--- Texte fourni ---
En réalité, la mise en décharge des plaies chroniques du pied diabétique est difficile à observer par les patients. La raison principale de ce défaut d'observance est l'absence de douleur «alarme» due à la présence d'une neuropathie diabétique.
Plusieurs groupes de recherche ont développé différents systèmes de mesure et d'acquisition de la pression plantaire. Les appareils actuellement disponibles n'ont pas d'enregistrement à long terme (jours, semaines). De plus, ces appareils ont uniquement une fonction diagnostique ne permettant pas d'inclure le malade concerné dans un processus actif de prévention. Nous avons développé un appareil pour mesurer les pressions plantaires dans les conditions ambulatoires les plus proches de la vie quotidienne.1 Cet appareil de mesure ambulatoire de la pression plantaire (Ambulatory foot pressure device AFPD) a deux fonctions principales :
1. mesure de la pression plantaire et de la durée d'appui ;
2. avertissement du malade par un signal sonore.
Le développement d'un dispositif d'alarme ouvre une voie pour une approche «comportementale» ; elle pourrait aider le malade avec neuropathie qui a perdu son propre système d'alarme de la douleur, de réaliser par un bip sonore une mauvaise position du pied. Le patient atteint d'une perte de la sensibilité protectrice à la douleur est équipé par un capteur de pression sur un endroit de son pied qui nécessite une certaine décharge mécanique. Ce capteur est relié à un petit appareil d'une taille d'un «Volkman» qui est porté par le malade (dans la poche ou attaché sur la ceinture). Quand le patient, pendant la marche, dépasse un certain seuil de pression propre à lui, l'appareil émet
un signal sonore qui ensuite l'avertit pour un changement d'appui afin de diminuer la pression plantaire à l'endroit à risque.
---
Consignes de l'exercice:
1. Recopiez mot pour mot le passage du texte sur la décharge du pied diabétique, en commençant à "Le développement d'un" et en terminant à "l'endroit à risque.".
2. Rédigez la suite du texte sur l'appareil de mesure de la pression plantaire, après sa dernière phrase.
--- Extraits d'enregistrements ---
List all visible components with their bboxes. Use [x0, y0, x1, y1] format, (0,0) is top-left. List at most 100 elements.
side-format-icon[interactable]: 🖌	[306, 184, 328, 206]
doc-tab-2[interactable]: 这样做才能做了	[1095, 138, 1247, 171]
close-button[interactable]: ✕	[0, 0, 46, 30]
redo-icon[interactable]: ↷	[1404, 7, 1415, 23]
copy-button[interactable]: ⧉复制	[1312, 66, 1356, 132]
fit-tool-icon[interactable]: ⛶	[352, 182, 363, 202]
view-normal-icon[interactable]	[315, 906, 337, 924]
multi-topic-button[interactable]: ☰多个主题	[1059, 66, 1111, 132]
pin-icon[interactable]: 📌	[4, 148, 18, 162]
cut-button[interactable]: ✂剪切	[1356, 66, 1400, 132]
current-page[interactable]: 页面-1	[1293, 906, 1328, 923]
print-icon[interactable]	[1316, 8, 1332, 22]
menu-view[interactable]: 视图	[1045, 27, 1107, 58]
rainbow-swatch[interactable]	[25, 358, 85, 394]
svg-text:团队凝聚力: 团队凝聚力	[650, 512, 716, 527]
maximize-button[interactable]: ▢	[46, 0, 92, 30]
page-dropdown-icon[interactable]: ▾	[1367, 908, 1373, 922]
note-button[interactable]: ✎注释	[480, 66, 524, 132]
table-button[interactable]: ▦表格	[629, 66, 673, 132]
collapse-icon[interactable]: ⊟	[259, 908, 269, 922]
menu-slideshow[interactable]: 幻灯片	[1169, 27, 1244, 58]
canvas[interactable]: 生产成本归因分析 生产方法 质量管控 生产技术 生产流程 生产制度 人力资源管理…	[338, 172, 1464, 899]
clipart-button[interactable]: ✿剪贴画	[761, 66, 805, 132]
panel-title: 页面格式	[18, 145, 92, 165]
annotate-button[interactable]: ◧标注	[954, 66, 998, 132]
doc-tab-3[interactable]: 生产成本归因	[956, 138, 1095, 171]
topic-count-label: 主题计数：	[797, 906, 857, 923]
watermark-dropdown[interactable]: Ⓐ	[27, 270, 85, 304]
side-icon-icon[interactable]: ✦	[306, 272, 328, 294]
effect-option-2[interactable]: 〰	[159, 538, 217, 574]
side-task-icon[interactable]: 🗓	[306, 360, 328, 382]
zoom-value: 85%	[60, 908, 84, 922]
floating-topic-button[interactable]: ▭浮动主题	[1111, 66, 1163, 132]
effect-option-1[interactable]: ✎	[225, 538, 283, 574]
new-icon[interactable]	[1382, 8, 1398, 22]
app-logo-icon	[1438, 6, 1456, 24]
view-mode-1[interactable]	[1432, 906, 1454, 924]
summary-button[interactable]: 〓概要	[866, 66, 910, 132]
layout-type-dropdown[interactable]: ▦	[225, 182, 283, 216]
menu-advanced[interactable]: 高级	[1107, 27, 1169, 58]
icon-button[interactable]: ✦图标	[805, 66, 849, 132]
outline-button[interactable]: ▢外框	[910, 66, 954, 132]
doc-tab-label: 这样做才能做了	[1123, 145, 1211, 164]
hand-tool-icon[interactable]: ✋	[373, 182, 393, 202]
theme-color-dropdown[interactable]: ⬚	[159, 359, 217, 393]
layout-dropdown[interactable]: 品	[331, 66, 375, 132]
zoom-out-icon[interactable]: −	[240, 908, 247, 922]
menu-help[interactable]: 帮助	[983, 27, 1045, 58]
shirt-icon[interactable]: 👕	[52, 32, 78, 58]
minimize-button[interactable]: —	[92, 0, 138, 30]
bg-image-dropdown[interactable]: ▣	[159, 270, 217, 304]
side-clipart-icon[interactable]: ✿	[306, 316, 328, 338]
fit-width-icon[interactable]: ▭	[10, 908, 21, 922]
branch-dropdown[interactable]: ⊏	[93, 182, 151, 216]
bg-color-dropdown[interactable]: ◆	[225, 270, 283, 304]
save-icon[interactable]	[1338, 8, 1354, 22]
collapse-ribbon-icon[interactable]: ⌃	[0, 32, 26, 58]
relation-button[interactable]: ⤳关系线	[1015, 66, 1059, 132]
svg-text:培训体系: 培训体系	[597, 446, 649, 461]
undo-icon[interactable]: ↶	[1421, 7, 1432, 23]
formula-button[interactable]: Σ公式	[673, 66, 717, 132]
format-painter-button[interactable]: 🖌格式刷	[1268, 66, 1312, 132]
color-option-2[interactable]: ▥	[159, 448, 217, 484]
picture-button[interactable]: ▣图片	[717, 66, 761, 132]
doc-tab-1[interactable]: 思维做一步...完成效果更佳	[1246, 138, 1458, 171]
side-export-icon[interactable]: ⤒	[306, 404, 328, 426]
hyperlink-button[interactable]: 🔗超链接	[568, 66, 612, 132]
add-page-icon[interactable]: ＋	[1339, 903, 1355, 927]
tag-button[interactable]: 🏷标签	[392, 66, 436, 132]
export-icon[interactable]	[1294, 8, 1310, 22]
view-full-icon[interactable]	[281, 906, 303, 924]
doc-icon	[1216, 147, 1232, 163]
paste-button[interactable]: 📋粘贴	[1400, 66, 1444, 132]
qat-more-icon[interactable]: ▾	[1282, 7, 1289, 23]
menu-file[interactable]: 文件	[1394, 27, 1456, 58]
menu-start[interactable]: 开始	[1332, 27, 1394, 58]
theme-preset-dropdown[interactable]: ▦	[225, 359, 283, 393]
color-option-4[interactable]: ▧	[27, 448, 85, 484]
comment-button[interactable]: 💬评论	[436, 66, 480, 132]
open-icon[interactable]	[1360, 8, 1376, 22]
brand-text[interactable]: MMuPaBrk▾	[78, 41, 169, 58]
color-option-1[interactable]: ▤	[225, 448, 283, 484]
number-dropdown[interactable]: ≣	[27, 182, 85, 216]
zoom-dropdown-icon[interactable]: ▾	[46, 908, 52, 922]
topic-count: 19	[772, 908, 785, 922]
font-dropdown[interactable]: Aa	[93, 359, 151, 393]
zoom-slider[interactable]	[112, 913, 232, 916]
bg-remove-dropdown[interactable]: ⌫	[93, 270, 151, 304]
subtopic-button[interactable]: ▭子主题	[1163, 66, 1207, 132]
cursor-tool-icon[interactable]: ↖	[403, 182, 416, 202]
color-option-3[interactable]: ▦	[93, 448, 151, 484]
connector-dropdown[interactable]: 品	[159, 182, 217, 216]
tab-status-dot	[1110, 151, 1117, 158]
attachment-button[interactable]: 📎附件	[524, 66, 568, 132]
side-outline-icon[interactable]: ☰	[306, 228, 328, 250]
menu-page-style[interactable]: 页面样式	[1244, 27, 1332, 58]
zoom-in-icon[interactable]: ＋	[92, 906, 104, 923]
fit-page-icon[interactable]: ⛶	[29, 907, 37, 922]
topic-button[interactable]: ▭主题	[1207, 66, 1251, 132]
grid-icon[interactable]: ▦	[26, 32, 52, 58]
---
Réponses par numéro:
1.
Le développement d'un dispositif d'alarme ouvre une voie pour une approche «comportementale» ; elle pourrait aider le malade avec neuropathie qui a perdu son propre système d'alarme de la douleur, de réaliser par un bip sonore une mauvaise position du pied. Le patient atteint d'une perte de la sensibilité protectrice à la douleur est équipé par un capteur de pression sur un endroit de son pied qui nécessite une certaine décharge mécanique. Ce capteur est relié à un petit appareil d'une taille d'un «Volkman» qui est porté par le malade (dans la poche ou attaché sur la ceinture). Quand le patient, pendant la marche, dépasse un certain seuil de pression propre à lui, l'appareil émet
un signal sonore qui ensuite l'avertit pour un changement d'appui afin de diminuer la pression plantaire à l'endroit à risque.

2.
Il s'agit d'une démarche «comportementale» qui devrait agir sur l'apprentissage de la marche. Pendant un certain temps (quelques jours) ce signal acoustique devrait remplacer la douleur (et la proprioception) et le malade pourrait ensuite marcher de telle manière qu'il décharge l'endroit à risque. Notre appareil dispose d'une mémoire qui offre également une possibilité d'enregistrement de la pression plantaire dans des conditions ambulatoires. Grâce à cette option une détermination de la pression plantaire moyenne (et un seuil limite dangereux) peut être effectuée pour chaque malade.
Une autre application de cette option est dans le domaine de la recherche. Nous avons, par exemple, pu voir une différence de pression plantaire de 1,86 kg/cm2 par pas chez des personnes avec une hyperkératose en comparaison avec des sujets contrôles. En ce qui concerne le temps d'appui, il est prolongé de 116 ms, également en présence de l'hyperkératose.19 On peut se poser la question : est-ce que ces petites différences ont vraiment une importance dans la vie pratique. La réponse est clairement oui ; si l'on considère que l'on fait environ 10 000 pas par jour rien que pour des activités quotidiennes normales. Cette différence de 1,86 kg/cm2 et 116 ms est donc multipliée par 10 000 pas par jour et correspond à 7000 tonnes de plus pour 120 heures d'appui supplémentaire par an. Ceci n'est certainement pas négligeable, surtout s'il s'agit de personnes à haut risque, comme des diabétiques avec neuropathie périphérique.